**Problem details**
Transcribe the listing word for word.

====== Materials provided

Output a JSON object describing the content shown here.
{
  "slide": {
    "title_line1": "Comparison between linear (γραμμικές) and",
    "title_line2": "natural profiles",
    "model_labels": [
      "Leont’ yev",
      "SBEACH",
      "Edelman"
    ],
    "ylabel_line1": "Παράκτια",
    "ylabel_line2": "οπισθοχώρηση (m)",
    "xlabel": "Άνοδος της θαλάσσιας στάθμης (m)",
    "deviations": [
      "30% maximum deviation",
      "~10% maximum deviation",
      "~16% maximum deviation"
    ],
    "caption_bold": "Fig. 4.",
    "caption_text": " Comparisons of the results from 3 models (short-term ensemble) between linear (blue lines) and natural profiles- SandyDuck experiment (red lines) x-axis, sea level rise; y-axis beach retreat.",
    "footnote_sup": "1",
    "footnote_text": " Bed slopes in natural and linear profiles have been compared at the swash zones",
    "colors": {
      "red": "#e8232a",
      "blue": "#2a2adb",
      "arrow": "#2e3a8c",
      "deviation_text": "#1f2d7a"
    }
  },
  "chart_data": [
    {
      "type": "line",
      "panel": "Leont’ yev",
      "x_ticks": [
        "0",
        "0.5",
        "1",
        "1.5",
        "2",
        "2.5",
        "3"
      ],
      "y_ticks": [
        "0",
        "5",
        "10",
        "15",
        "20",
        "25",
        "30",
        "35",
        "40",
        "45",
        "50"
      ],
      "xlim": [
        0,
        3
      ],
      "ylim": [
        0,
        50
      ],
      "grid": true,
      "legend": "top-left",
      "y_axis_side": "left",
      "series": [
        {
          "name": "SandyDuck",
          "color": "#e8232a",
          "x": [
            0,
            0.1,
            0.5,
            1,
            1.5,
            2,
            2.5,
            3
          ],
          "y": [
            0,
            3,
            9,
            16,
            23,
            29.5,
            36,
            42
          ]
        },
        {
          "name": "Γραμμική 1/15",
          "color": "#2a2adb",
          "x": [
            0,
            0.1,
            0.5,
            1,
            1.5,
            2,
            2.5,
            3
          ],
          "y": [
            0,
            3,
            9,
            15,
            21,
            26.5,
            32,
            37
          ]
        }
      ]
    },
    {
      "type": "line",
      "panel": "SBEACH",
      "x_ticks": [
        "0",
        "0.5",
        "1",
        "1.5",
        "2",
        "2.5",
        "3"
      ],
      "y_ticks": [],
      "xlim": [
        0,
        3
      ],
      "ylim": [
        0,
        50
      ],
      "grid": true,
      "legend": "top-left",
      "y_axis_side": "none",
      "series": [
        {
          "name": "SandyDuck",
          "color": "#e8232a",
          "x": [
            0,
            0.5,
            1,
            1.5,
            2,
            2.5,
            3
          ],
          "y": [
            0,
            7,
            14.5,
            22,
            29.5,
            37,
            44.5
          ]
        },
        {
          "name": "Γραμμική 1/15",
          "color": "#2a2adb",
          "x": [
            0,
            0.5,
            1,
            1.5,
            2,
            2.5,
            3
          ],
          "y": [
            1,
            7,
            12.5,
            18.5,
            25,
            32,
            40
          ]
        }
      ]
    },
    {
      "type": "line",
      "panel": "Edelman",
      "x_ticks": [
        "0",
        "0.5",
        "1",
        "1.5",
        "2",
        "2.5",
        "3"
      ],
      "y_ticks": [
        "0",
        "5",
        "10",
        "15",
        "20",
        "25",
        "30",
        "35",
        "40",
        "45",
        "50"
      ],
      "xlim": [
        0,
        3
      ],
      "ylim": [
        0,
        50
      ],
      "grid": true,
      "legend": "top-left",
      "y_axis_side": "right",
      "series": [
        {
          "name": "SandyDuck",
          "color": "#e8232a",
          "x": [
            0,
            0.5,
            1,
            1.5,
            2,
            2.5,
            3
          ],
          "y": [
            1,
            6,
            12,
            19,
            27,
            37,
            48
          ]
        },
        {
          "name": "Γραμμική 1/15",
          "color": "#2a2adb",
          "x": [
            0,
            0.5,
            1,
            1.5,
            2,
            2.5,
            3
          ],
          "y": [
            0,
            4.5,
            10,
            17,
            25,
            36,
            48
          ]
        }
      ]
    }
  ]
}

============

**Result**
Output a JSON object describing the content shown here.
{
  "slide": {
    "title_line1": "Comparison between linear (γραμμικές) and",
    "title_line2": "natural profiles",
    "model_labels": [
      "Leont’ yev",
      "SBEACH",
      "Edelman"
    ],
    "ylabel_line1": "Παράκτια",
    "ylabel_line2": "οπισθοχώρηση (m)",
    "xlabel": "Άνοδος της θαλάσσιας στάθμης (m)",
    "deviations": [
      "30% maximum deviation",
      "~10% maximum deviation",
      "~16% maximum deviation"
    ],
    "caption_bold": "Fig. 4.",
    "caption_text": " Comparisons of the results from 3 models (short-term ensemble) between linear (blue lines) and natural profiles- SandyDuck experiment (red lines) x-axis, sea level rise; y-axis beach retreat.",
    "footnote_sup": "1",
    "footnote_text": " Bed slopes in natural and linear profiles have been compared at the swash zones",
    "colors": {
      "red": "#e8232a",
      "blue": "#2a2adb",
      "arrow": "#2e3a8c",
      "deviation_text": "#1f2d7a"
    }
  },
  "chart_data": [
    {
      "type": "line",
      "panel": "Leont’ yev",
      "x_ticks": [
        "0",
        "0.5",
        "1",
        "1.5",
        "2",
        "2.5",
        "3"
      ],
      "y_ticks": [
        "0",
        "5",
        "10",
        "15",
        "20",
        "25",
        "30",
        "35",
        "40",
        "45",
        "50"
      ],
      "xlim": [
        0,
        3
      ],
      "ylim": [
        0,
        50
      ],
      "grid": true,
      "legend": "top-left",
      "y_axis_side": "left",
      "series": [
        {
          "name": "SandyDuck",
          "color": "#e8232a",
          "x": [
            0,
            0.1,
            0.5,
            1,
            1.5,
            2,
            2.5,
            3
          ],
          "y": [
            0,
            3,
            9,
            16,
            23,
            29.5,
            36,
            42
          ]
        },
        {
          "name": "Γραμμική 1/15",
          "color": "#2a2adb",
          "x": [
            0,
            0.1,
            0.5,
            1,
            1.5,
            2,
            2.5,
            3
          ],
          "y": [
            0,
            3,
            9,
            15,
            21,
            26.5,
            32,
            37
          ]
        }
      ]
    },
    {
      "type": "line",
      "panel": "SBEACH",
      "x_ticks": [
        "0",
        "0.5",
        "1",
        "1.5",
        "2",
        "2.5",
        "3"
      ],
      "y_ticks": [],
      "xlim": [
        0,
        3
      ],
      "ylim": [
        0,
        50
      ],
      "grid": true,
      "legend": "top-left",
      "y_axis_side": "none",
      "series": [
        {
          "name": "SandyDuck",
          "color": "#e8232a",
          "x": [
            0,
            0.5,
            1,
            1.5,
            2,
            2.5,
            3
          ],
          "y": [
            0,
            7,
            14.5,
            22,
            29.5,
            37,
            44.5
          ]
        },
        {
          "name": "Γραμμική 1/15",
          "color": "#2a2adb",
          "x": [
            0,
            0.5,
            1,
            1.5,
            2,
            2.5,
            3
          ],
          "y": [
            1,
            7,
            12.5,
            18.5,
            25,
            32,
            40
          ]
        }
      ]
    },
    {
      "type": "line",
      "panel": "Edelman",
      "x_ticks": [
        "0",
        "0.5",
        "1",
        "1.5",
        "2",
        "2.5",
        "3"
      ],
      "y_ticks": [
        "0",
        "5",
        "10",
        "15",
        "20",
        "25",
        "30",
        "35",
        "40",
        "45",
        "50"
      ],
      "xlim": [
        0,
        3
      ],
      "ylim": [
        0,
        50
      ],
      "grid": true,
      "legend": "top-left",
      "y_axis_side": "right",
      "series": [
        {
          "name": "SandyDuck",
          "color": "#e8232a",
          "x": [
            0,
            0.5,
            1,
            1.5,
            2,
            2.5,
            3
          ],
          "y": [
            1,
            6,
            12,
            19,
            27,
            37,
            48
          ]
        },
        {
          "name": "Γραμμική 1/15",
          "color": "#2a2adb",
          "x": [
            0,
            0.5,
            1,
            1.5,
            2,
            2.5,
            3
          ],
          "y": [
            0,
            4.5,
            10,
            17,
            25,
            36,
            48
          ]
        }
      ]
    }
  ]
}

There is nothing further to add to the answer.